Stored data:
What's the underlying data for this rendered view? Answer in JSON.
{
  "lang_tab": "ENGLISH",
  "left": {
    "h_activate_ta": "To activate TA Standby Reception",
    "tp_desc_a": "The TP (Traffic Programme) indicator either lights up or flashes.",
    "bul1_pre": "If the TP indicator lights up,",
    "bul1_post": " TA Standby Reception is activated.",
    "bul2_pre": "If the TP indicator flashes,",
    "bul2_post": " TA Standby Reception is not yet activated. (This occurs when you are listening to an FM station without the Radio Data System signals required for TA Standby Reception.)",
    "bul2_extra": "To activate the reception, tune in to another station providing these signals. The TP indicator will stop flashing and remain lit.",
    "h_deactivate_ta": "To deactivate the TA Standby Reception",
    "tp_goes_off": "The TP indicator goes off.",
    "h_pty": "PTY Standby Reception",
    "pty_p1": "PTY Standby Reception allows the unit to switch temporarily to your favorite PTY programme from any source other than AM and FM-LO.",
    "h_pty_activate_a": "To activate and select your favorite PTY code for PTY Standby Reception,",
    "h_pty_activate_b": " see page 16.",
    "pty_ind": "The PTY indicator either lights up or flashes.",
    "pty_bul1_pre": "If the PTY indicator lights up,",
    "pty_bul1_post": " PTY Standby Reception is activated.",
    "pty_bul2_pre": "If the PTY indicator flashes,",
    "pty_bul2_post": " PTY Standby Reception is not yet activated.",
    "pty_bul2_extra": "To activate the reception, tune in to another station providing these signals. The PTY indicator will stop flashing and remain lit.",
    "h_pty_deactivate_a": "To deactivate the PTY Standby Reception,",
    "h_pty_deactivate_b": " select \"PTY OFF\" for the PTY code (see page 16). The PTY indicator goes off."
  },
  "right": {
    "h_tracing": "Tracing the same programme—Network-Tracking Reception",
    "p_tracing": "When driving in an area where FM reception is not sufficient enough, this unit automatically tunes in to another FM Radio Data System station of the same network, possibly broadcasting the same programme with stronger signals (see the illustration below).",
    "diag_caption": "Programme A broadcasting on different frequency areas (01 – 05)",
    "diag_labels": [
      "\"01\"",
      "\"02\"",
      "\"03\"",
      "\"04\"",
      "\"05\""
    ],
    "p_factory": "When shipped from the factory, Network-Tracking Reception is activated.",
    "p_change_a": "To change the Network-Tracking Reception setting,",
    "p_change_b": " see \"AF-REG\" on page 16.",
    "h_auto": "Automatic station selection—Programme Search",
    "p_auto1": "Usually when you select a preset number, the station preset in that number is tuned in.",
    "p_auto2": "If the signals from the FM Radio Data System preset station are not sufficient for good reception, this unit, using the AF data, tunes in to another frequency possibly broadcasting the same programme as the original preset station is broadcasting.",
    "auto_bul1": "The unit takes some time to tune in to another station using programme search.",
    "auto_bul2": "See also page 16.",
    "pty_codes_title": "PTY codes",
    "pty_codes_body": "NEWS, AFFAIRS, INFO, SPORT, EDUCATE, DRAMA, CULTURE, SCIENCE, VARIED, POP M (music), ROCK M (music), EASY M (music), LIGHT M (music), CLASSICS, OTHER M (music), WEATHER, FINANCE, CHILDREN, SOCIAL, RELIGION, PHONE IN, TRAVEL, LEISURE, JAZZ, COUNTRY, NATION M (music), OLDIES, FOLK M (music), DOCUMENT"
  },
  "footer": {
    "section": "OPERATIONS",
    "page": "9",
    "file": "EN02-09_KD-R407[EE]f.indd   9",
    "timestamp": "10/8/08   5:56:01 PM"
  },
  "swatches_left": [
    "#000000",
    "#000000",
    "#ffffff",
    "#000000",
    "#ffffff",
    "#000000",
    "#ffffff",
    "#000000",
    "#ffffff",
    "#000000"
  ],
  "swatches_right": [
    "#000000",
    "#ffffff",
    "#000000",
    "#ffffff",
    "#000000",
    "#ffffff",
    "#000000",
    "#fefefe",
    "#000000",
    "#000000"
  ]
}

▶ _EXERCISE_
Each record above should be output again exactly.

▶ _THE OUTPUT_
What's the underlying data for this rendered view? Answer in JSON.
{
  "lang_tab": "ENGLISH",
  "left": {
    "h_activate_ta": "To activate TA Standby Reception",
    "tp_desc_a": "The TP (Traffic Programme) indicator either lights up or flashes.",
    "bul1_pre": "If the TP indicator lights up,",
    "bul1_post": " TA Standby Reception is activated.",
    "bul2_pre": "If the TP indicator flashes,",
    "bul2_post": " TA Standby Reception is not yet activated. (This occurs when you are listening to an FM station without the Radio Data System signals required for TA Standby Reception.)",
    "bul2_extra": "To activate the reception, tune in to another station providing these signals. The TP indicator will stop flashing and remain lit.",
    "h_deactivate_ta": "To deactivate the TA Standby Reception",
    "tp_goes_off": "The TP indicator goes off.",
    "h_pty": "PTY Standby Reception",
    "pty_p1": "PTY Standby Reception allows the unit to switch temporarily to your favorite PTY programme from any source other than AM and FM-LO.",
    "h_pty_activate_a": "To activate and select your favorite PTY code for PTY Standby Reception,",
    "h_pty_activate_b": " see page 16.",
    "pty_ind": "The PTY indicator either lights up or flashes.",
    "pty_bul1_pre": "If the PTY indicator lights up,",
    "pty_bul1_post": " PTY Standby Reception is activated.",
    "pty_bul2_pre": "If the PTY indicator flashes,",
    "pty_bul2_post": " PTY Standby Reception is not yet activated.",
    "pty_bul2_extra": "To activate the reception, tune in to another station providing these signals. The PTY indicator will stop flashing and remain lit.",
    "h_pty_deactivate_a": "To deactivate the PTY Standby Reception,",
    "h_pty_deactivate_b": " select \"PTY OFF\" for the PTY code (see page 16). The PTY indicator goes off."
  },
  "right": {
    "h_tracing": "Tracing the same programme—Network-Tracking Reception",
    "p_tracing": "When driving in an area where FM reception is not sufficient enough, this unit automatically tunes in to another FM Radio Data System station of the same network, possibly broadcasting the same programme with stronger signals (see the illustration below).",
    "diag_caption": "Programme A broadcasting on different frequency areas (01 – 05)",
    "diag_labels": [
      "\"01\"",
      "\"02\"",
      "\"03\"",
      "\"04\"",
      "\"05\""
    ],
    "p_factory": "When shipped from the factory, Network-Tracking Reception is activated.",
    "p_change_a": "To change the Network-Tracking Reception setting,",
    "p_change_b": " see \"AF-REG\" on page 16.",
    "h_auto": "Automatic station selection—Programme Search",
    "p_auto1": "Usually when you select a preset number, the station preset in that number is tuned in.",
    "p_auto2": "If the signals from the FM Radio Data System preset station are not sufficient for good reception, this unit, using the AF data, tunes in to another frequency possibly broadcasting the same programme as the original preset station is broadcasting.",
    "auto_bul1": "The unit takes some time to tune in to another station using programme search.",
    "auto_bul2": "See also page 16.",
    "pty_codes_title": "PTY codes",
    "pty_codes_body": "NEWS, AFFAIRS, INFO, SPORT, EDUCATE, DRAMA, CULTURE, SCIENCE, VARIED, POP M (music), ROCK M (music), EASY M (music), LIGHT M (music), CLASSICS, OTHER M (music), WEATHER, FINANCE, CHILDREN, SOCIAL, RELIGION, PHONE IN, TRAVEL, LEISURE, JAZZ, COUNTRY, NATION M (music), OLDIES, FOLK M (music), DOCUMENT"
  },
  "footer": {
    "section": "OPERATIONS",
    "page": "9",
    "file": "EN02-09_KD-R407[EE]f.indd   9",
    "timestamp": "10/8/08   5:56:01 PM"
  },
  "swatches_left": [
    "#000000",
    "#000000",
    "#ffffff",
    "#000000",
    "#ffffff",
    "#000000",
    "#ffffff",
    "#000000",
    "#ffffff",
    "#000000"
  ],
  "swatches_right": [
    "#000000",
    "#ffffff",
    "#000000",
    "#ffffff",
    "#000000",
    "#ffffff",
    "#000000",
    "#fefefe",
    "#000000",
    "#000000"
  ]
}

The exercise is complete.